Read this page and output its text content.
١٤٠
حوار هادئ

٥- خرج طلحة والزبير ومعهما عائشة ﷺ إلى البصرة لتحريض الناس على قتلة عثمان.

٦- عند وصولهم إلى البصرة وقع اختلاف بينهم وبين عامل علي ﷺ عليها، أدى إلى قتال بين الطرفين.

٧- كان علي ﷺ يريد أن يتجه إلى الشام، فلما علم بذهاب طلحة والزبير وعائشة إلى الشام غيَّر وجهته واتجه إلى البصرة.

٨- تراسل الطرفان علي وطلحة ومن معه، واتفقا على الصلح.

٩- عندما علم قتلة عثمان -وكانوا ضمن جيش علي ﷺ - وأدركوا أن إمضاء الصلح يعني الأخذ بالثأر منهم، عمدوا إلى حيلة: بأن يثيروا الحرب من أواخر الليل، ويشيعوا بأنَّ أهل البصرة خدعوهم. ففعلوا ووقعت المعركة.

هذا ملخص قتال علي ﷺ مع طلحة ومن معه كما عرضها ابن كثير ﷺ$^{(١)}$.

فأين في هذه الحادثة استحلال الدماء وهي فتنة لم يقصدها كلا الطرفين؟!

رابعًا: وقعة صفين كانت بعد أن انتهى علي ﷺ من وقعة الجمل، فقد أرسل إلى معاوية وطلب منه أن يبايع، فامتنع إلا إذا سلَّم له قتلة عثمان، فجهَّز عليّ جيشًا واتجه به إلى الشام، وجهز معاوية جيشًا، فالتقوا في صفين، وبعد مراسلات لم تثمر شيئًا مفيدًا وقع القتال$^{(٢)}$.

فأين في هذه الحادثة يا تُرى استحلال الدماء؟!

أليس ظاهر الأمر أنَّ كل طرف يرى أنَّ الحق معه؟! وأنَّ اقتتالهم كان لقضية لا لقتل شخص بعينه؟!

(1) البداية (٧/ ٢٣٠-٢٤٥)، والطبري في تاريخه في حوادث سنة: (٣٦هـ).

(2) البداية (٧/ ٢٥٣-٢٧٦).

§ §

**WHAT IS REQUIRED**
In the entries above, find every line holding the word "قتلة" and copy it out.

**FULL RESPONSE**
٥- خرج طلحة والزبير ومعهما عائشة ﷺ إلى البصرة لتحريض الناس على قتلة عثمان.
٩- عندما علم قتلة عثمان -وكانوا ضمن جيش علي ﷺ - وأدركوا أن إمضاء الصلح يعني الأخذ بالثأر منهم، عمدوا إلى حيلة: بأن يثيروا الحرب من أواخر الليل، ويشيعوا بأنَّ أهل البصرة خدعوهم. ففعلوا ووقعت المعركة.
رابعًا: وقعة صفين كانت بعد أن انتهى علي ﷺ من وقعة الجمل، فقد أرسل إلى معاوية وطلب منه أن يبايع، فامتنع إلا إذا سلَّم له قتلة عثمان، فجهَّز عليّ جيشًا واتجه به إلى الشام، وجهز معاوية جيشًا، فالتقوا في صفين، وبعد مراسلات لم تثمر شيئًا مفيدًا وقع القتال$^{(٢)}$.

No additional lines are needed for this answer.